» **What to do**:
Print all of the data exactly as written.

» **Input rows**:
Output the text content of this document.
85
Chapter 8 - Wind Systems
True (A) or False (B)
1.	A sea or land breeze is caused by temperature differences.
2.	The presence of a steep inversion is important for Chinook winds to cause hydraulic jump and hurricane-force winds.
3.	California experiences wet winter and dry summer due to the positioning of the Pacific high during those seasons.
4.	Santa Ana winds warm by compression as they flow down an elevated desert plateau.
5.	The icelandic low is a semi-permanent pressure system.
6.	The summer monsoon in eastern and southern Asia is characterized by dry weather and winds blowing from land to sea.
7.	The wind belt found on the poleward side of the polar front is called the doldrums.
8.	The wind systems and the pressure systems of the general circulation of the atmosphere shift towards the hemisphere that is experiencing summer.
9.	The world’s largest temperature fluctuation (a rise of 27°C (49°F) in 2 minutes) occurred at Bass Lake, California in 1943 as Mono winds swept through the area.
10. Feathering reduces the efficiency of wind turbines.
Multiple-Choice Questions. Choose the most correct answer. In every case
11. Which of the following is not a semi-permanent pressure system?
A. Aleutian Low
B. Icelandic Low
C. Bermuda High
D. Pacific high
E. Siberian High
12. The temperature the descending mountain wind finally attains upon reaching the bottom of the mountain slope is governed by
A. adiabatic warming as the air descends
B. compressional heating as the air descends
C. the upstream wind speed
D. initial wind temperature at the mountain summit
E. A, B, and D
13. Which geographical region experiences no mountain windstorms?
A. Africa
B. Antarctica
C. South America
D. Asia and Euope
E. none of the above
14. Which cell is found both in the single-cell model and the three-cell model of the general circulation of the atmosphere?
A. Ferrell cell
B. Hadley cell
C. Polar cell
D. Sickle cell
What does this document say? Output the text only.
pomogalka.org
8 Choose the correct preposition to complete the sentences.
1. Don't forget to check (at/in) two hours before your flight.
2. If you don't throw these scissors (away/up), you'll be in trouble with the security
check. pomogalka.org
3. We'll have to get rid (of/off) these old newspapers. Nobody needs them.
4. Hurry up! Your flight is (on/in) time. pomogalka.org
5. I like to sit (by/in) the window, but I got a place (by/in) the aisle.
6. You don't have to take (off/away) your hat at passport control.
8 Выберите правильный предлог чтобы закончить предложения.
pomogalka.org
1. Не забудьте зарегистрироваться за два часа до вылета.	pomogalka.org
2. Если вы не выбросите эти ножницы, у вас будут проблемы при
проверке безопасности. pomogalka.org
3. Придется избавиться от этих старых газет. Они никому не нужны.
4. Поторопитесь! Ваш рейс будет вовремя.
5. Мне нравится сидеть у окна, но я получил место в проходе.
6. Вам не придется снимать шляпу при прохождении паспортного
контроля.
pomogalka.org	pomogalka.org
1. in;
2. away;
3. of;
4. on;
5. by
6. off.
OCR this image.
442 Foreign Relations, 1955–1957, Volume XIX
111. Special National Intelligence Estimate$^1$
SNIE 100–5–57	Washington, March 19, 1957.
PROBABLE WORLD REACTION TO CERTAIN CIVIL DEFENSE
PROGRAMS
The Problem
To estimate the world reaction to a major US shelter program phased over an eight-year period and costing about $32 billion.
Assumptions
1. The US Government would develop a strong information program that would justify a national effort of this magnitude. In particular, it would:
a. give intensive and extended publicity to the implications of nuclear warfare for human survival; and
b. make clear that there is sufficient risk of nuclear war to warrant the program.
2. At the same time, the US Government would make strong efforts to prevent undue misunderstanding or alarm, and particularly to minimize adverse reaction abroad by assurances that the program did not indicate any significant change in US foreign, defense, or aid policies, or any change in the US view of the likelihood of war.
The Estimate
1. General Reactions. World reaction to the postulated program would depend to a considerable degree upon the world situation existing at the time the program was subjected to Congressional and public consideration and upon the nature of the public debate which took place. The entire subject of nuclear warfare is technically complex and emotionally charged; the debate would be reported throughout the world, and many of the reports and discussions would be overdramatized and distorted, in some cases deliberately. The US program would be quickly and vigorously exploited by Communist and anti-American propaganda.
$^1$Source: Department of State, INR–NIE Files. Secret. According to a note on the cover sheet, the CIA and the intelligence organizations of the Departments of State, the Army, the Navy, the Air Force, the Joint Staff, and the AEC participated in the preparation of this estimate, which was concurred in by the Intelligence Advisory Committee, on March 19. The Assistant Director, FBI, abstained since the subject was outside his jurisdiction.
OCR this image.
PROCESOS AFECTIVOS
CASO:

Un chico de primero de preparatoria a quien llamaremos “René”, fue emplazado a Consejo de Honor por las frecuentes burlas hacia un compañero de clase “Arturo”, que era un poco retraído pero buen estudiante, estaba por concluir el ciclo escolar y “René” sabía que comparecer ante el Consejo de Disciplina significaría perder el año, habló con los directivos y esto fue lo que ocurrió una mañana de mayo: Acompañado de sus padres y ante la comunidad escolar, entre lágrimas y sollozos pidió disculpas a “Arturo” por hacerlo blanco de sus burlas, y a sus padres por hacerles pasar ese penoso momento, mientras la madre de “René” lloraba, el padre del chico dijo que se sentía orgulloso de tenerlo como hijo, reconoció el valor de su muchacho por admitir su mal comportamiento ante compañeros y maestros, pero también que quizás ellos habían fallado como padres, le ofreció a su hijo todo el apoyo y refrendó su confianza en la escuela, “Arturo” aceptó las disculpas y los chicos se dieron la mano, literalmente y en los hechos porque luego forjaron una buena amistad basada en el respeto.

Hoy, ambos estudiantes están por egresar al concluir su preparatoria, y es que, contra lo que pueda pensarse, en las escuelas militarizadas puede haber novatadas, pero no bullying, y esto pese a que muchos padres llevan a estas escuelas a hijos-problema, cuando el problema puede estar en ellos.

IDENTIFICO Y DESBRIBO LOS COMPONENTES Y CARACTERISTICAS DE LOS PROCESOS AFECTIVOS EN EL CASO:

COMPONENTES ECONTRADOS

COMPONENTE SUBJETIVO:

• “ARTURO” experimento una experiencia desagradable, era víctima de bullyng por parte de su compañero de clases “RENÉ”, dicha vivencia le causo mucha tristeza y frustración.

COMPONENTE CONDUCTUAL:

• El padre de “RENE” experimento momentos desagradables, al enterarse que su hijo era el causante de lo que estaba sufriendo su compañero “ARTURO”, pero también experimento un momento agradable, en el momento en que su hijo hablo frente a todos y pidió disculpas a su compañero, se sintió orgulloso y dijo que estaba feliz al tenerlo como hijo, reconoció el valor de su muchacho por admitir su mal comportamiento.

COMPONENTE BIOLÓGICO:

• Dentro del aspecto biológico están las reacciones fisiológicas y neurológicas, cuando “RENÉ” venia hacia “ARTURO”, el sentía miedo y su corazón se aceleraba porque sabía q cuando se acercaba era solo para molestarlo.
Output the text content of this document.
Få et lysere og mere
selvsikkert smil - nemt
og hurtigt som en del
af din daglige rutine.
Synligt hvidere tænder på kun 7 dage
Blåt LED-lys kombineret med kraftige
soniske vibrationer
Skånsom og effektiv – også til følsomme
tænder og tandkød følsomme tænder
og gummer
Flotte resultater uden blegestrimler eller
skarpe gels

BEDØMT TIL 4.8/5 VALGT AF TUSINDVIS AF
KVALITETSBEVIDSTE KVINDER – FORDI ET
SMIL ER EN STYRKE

» **Answer to this exercise**:
Output the text content of this document.
85
Chapter 8 - Wind Systems
True (A) or False (B)
1.	A sea or land breeze is caused by temperature differences.
2.	The presence of a steep inversion is important for Chinook winds to cause hydraulic jump and hurricane-force winds.
3.	California experiences wet winter and dry summer due to the positioning of the Pacific high during those seasons.
4.	Santa Ana winds warm by compression as they flow down an elevated desert plateau.
5.	The icelandic low is a semi-permanent pressure system.
6.	The summer monsoon in eastern and southern Asia is characterized by dry weather and winds blowing from land to sea.
7.	The wind belt found on the poleward side of the polar front is called the doldrums.
8.	The wind systems and the pressure systems of the general circulation of the atmosphere shift towards the hemisphere that is experiencing summer.
9.	The world’s largest temperature fluctuation (a rise of 27°C (49°F) in 2 minutes) occurred at Bass Lake, California in 1943 as Mono winds swept through the area.
10. Feathering reduces the efficiency of wind turbines.
Multiple-Choice Questions. Choose the most correct answer. In every case
11. Which of the following is not a semi-permanent pressure system?
A. Aleutian Low
B. Icelandic Low
C. Bermuda High
D. Pacific high
E. Siberian High
12. The temperature the descending mountain wind finally attains upon reaching the bottom of the mountain slope is governed by
A. adiabatic warming as the air descends
B. compressional heating as the air descends
C. the upstream wind speed
D. initial wind temperature at the mountain summit
E. A, B, and D
13. Which geographical region experiences no mountain windstorms?
A. Africa
B. Antarctica
C. South America
D. Asia and Euope
E. none of the above
14. Which cell is found both in the single-cell model and the three-cell model of the general circulation of the atmosphere?
A. Ferrell cell
B. Hadley cell
C. Polar cell
D. Sickle cell
What does this document say? Output the text only.
pomogalka.org
8 Choose the correct preposition to complete the sentences.
1. Don't forget to check (at/in) two hours before your flight.
2. If you don't throw these scissors (away/up), you'll be in trouble with the security
check. pomogalka.org
3. We'll have to get rid (of/off) these old newspapers. Nobody needs them.
4. Hurry up! Your flight is (on/in) time. pomogalka.org
5. I like to sit (by/in) the window, but I got a place (by/in) the aisle.
6. You don't have to take (off/away) your hat at passport control.
8 Выберите правильный предлог чтобы закончить предложения.
pomogalka.org
1. Не забудьте зарегистрироваться за два часа до вылета.	pomogalka.org
2. Если вы не выбросите эти ножницы, у вас будут проблемы при
проверке безопасности. pomogalka.org
3. Придется избавиться от этих старых газет. Они никому не нужны.
4. Поторопитесь! Ваш рейс будет вовремя.
5. Мне нравится сидеть у окна, но я получил место в проходе.
6. Вам не придется снимать шляпу при прохождении паспортного
контроля.
pomogalka.org	pomogalka.org
1. in;
2. away;
3. of;
4. on;
5. by
6. off.
OCR this image.
442 Foreign Relations, 1955–1957, Volume XIX
111. Special National Intelligence Estimate$^1$
SNIE 100–5–57	Washington, March 19, 1957.
PROBABLE WORLD REACTION TO CERTAIN CIVIL DEFENSE
PROGRAMS
The Problem
To estimate the world reaction to a major US shelter program phased over an eight-year period and costing about $32 billion.
Assumptions
1. The US Government would develop a strong information program that would justify a national effort of this magnitude. In particular, it would:
a. give intensive and extended publicity to the implications of nuclear warfare for human survival; and
b. make clear that there is sufficient risk of nuclear war to warrant the program.
2. At the same time, the US Government would make strong efforts to prevent undue misunderstanding or alarm, and particularly to minimize adverse reaction abroad by assurances that the program did not indicate any significant change in US foreign, defense, or aid policies, or any change in the US view of the likelihood of war.
The Estimate
1. General Reactions. World reaction to the postulated program would depend to a considerable degree upon the world situation existing at the time the program was subjected to Congressional and public consideration and upon the nature of the public debate which took place. The entire subject of nuclear warfare is technically complex and emotionally charged; the debate would be reported throughout the world, and many of the reports and discussions would be overdramatized and distorted, in some cases deliberately. The US program would be quickly and vigorously exploited by Communist and anti-American propaganda.
$^1$Source: Department of State, INR–NIE Files. Secret. According to a note on the cover sheet, the CIA and the intelligence organizations of the Departments of State, the Army, the Navy, the Air Force, the Joint Staff, and the AEC participated in the preparation of this estimate, which was concurred in by the Intelligence Advisory Committee, on March 19. The Assistant Director, FBI, abstained since the subject was outside his jurisdiction.
OCR this image.
PROCESOS AFECTIVOS
CASO:

Un chico de primero de preparatoria a quien llamaremos “René”, fue emplazado a Consejo de Honor por las frecuentes burlas hacia un compañero de clase “Arturo”, que era un poco retraído pero buen estudiante, estaba por concluir el ciclo escolar y “René” sabía que comparecer ante el Consejo de Disciplina significaría perder el año, habló con los directivos y esto fue lo que ocurrió una mañana de mayo: Acompañado de sus padres y ante la comunidad escolar, entre lágrimas y sollozos pidió disculpas a “Arturo” por hacerlo blanco de sus burlas, y a sus padres por hacerles pasar ese penoso momento, mientras la madre de “René” lloraba, el padre del chico dijo que se sentía orgulloso de tenerlo como hijo, reconoció el valor de su muchacho por admitir su mal comportamiento ante compañeros y maestros, pero también que quizás ellos habían fallado como padres, le ofreció a su hijo todo el apoyo y refrendó su confianza en la escuela, “Arturo” aceptó las disculpas y los chicos se dieron la mano, literalmente y en los hechos porque luego forjaron una buena amistad basada en el respeto.

Hoy, ambos estudiantes están por egresar al concluir su preparatoria, y es que, contra lo que pueda pensarse, en las escuelas militarizadas puede haber novatadas, pero no bullying, y esto pese a que muchos padres llevan a estas escuelas a hijos-problema, cuando el problema puede estar en ellos.

IDENTIFICO Y DESBRIBO LOS COMPONENTES Y CARACTERISTICAS DE LOS PROCESOS AFECTIVOS EN EL CASO:

COMPONENTES ECONTRADOS

COMPONENTE SUBJETIVO:

• “ARTURO” experimento una experiencia desagradable, era víctima de bullyng por parte de su compañero de clases “RENÉ”, dicha vivencia le causo mucha tristeza y frustración.

COMPONENTE CONDUCTUAL:

• El padre de “RENE” experimento momentos desagradables, al enterarse que su hijo era el causante de lo que estaba sufriendo su compañero “ARTURO”, pero también experimento un momento agradable, en el momento en que su hijo hablo frente a todos y pidió disculpas a su compañero, se sintió orgulloso y dijo que estaba feliz al tenerlo como hijo, reconoció el valor de su muchacho por admitir su mal comportamiento.

COMPONENTE BIOLÓGICO:

• Dentro del aspecto biológico están las reacciones fisiológicas y neurológicas, cuando “RENÉ” venia hacia “ARTURO”, el sentía miedo y su corazón se aceleraba porque sabía q cuando se acercaba era solo para molestarlo.
Output the text content of this document.
Få et lysere og mere
selvsikkert smil - nemt
og hurtigt som en del
af din daglige rutine.
Synligt hvidere tænder på kun 7 dage
Blåt LED-lys kombineret med kraftige
soniske vibrationer
Skånsom og effektiv – også til følsomme
tænder og tandkød følsomme tænder
og gummer
Flotte resultater uden blegestrimler eller
skarpe gels

BEDØMT TIL 4.8/5 VALGT AF TUSINDVIS AF
KVALITETSBEVIDSTE KVINDER – FORDI ET
SMIL ER EN STYRKE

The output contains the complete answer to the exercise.